### Directive
Show every line in the records below that contains the word "ylabel".

-- begin --

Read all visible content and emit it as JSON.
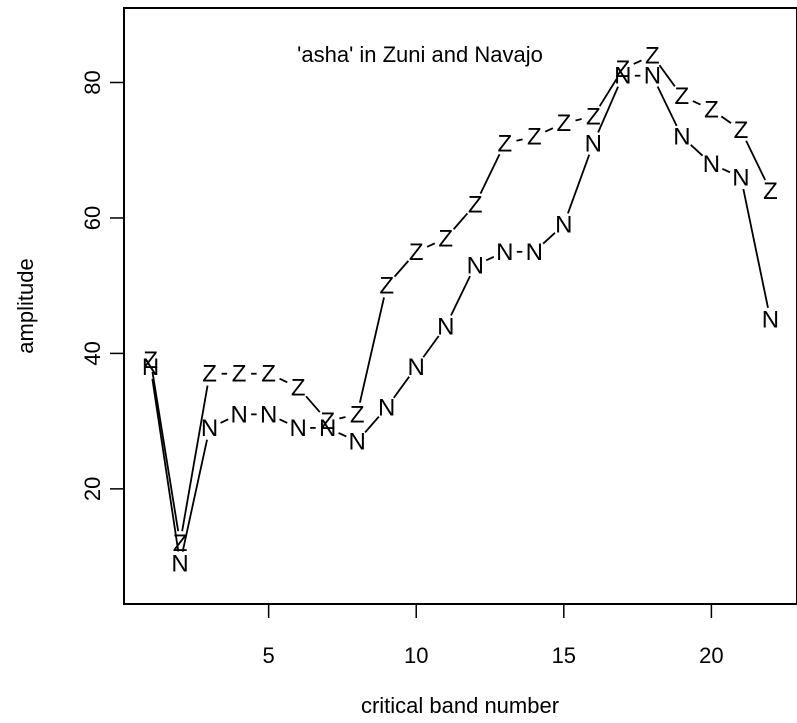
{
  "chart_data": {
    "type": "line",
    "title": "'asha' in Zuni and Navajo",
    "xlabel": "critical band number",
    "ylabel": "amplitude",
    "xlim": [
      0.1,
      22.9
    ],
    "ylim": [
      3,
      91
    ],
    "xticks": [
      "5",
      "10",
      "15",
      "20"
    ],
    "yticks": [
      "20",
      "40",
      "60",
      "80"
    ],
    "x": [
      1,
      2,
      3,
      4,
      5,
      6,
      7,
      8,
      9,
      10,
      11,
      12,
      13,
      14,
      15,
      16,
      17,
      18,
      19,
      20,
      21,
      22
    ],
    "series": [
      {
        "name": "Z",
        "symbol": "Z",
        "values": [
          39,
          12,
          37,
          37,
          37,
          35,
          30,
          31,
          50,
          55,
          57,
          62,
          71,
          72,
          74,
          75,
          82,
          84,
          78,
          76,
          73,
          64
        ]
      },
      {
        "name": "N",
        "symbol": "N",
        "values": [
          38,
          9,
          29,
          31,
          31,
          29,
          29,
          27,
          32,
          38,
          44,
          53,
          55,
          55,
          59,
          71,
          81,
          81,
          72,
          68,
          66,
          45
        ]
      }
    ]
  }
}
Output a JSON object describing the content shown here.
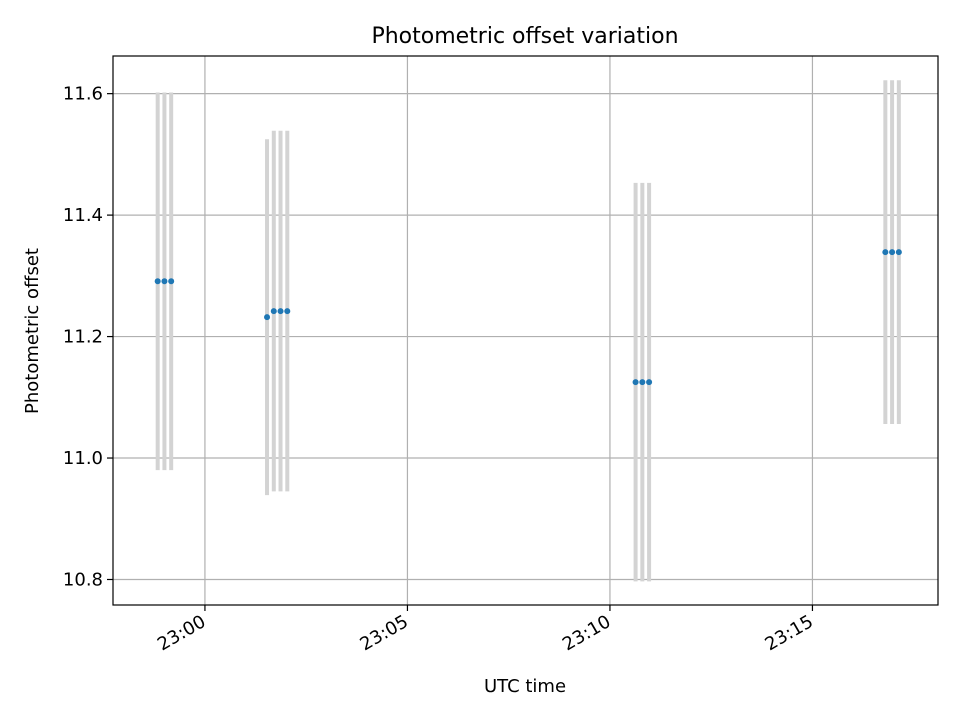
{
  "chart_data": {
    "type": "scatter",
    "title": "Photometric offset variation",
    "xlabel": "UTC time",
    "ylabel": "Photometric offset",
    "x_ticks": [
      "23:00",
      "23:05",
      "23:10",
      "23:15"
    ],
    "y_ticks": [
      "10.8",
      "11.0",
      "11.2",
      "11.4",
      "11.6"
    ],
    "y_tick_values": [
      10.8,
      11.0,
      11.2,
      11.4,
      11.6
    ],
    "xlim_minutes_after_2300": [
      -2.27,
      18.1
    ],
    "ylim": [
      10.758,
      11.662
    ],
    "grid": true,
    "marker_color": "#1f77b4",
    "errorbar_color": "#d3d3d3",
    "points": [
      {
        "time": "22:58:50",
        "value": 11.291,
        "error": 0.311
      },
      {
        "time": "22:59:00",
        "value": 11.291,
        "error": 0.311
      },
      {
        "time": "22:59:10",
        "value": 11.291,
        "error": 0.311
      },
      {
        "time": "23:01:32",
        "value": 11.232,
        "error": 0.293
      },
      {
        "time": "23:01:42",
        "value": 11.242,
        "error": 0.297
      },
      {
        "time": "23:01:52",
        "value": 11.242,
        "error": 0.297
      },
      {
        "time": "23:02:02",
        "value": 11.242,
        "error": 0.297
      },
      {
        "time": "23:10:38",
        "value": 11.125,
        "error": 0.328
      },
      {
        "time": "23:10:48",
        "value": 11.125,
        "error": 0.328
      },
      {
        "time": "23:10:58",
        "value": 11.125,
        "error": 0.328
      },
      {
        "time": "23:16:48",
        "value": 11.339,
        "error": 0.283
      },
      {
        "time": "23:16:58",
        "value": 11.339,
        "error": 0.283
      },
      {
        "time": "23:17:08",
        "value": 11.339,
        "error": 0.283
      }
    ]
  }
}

-- end --

### Reply to the exercise
    "ylabel": "amplitude",
    "ylabel": "Photometric offset",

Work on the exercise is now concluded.